(Data entries)
▬▬▬▬▬▬▬▬▬▬

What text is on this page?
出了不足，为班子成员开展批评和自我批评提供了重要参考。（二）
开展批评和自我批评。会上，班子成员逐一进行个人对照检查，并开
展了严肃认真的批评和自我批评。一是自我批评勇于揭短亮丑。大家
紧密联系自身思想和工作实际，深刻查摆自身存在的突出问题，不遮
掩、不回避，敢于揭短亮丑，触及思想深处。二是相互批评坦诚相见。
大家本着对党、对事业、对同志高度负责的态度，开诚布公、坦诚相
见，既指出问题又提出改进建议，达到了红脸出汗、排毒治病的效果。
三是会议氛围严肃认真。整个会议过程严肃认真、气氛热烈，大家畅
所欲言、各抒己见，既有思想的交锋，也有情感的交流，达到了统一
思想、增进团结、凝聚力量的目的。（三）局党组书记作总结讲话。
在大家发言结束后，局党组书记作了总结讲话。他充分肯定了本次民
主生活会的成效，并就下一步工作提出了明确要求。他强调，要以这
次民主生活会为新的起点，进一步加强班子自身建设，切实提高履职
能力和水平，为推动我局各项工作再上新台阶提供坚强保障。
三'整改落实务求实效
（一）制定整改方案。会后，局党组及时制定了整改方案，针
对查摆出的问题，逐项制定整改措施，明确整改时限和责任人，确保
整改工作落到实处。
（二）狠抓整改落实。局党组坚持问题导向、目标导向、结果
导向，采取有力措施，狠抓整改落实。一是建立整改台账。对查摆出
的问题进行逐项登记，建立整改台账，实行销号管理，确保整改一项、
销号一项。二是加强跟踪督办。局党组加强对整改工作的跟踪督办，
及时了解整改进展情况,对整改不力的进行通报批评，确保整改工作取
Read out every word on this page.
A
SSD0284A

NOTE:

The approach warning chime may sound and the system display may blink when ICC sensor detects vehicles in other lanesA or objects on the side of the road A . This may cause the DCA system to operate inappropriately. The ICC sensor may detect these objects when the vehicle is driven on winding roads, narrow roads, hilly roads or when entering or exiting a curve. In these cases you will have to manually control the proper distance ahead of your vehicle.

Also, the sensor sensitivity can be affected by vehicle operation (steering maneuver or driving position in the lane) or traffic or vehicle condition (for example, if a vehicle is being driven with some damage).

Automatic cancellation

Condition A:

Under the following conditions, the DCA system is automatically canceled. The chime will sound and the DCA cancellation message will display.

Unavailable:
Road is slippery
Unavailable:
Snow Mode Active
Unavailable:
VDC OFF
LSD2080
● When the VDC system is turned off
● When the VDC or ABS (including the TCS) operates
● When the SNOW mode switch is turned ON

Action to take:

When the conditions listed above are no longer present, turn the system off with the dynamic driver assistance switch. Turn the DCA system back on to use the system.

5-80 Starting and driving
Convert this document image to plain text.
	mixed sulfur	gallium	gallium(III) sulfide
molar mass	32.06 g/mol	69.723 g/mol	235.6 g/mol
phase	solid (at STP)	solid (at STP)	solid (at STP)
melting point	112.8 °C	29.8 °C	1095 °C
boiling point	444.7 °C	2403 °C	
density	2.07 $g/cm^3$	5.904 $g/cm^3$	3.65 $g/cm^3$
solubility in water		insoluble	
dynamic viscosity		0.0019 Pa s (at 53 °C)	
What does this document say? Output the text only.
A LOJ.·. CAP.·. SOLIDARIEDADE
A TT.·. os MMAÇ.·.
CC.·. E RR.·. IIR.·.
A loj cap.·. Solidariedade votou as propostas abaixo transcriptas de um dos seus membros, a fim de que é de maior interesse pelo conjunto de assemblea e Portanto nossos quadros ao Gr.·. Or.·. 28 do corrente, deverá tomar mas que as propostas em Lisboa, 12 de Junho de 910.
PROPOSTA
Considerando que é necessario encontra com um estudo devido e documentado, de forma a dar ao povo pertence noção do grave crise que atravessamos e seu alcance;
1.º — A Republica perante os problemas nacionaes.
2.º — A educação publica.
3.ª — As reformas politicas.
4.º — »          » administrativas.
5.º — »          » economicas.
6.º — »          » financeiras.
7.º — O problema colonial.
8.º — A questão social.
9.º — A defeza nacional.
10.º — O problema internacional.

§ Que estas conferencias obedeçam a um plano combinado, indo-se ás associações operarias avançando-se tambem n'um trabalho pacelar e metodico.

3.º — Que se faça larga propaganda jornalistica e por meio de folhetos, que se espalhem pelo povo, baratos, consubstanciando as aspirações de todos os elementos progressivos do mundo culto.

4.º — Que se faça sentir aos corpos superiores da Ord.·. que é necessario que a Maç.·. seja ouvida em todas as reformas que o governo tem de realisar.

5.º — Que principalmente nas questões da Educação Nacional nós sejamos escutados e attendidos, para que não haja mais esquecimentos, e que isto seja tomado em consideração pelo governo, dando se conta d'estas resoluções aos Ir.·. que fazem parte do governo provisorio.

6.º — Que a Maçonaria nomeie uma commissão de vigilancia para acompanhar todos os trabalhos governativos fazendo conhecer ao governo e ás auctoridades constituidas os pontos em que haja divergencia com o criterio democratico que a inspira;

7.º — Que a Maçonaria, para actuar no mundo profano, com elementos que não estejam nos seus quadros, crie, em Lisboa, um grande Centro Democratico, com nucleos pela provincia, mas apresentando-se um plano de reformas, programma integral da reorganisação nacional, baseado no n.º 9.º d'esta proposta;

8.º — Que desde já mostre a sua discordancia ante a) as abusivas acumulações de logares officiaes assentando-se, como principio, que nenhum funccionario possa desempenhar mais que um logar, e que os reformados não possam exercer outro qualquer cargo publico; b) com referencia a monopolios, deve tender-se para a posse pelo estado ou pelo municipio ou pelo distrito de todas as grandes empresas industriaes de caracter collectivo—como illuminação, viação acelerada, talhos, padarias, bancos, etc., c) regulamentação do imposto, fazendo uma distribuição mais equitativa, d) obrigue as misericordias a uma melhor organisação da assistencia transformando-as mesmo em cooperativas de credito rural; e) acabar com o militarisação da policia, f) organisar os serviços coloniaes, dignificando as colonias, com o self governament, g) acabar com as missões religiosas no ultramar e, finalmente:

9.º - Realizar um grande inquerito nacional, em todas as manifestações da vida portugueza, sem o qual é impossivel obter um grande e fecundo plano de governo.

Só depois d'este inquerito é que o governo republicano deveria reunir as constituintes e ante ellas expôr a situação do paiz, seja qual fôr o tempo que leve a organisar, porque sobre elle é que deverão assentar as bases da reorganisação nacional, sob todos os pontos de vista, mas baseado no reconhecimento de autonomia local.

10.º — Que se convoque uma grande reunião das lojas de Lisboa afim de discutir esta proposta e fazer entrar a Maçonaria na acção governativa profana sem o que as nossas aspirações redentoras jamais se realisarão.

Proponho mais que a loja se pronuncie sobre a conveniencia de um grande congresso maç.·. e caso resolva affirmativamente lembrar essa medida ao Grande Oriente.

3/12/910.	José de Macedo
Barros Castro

▬▬▬▬▬▬▬▬▬▬

**Aim of the task**
Of the lines in the listing, how many hold the word "seus"? Nothing but the number is needed.

**Exercise solution**
2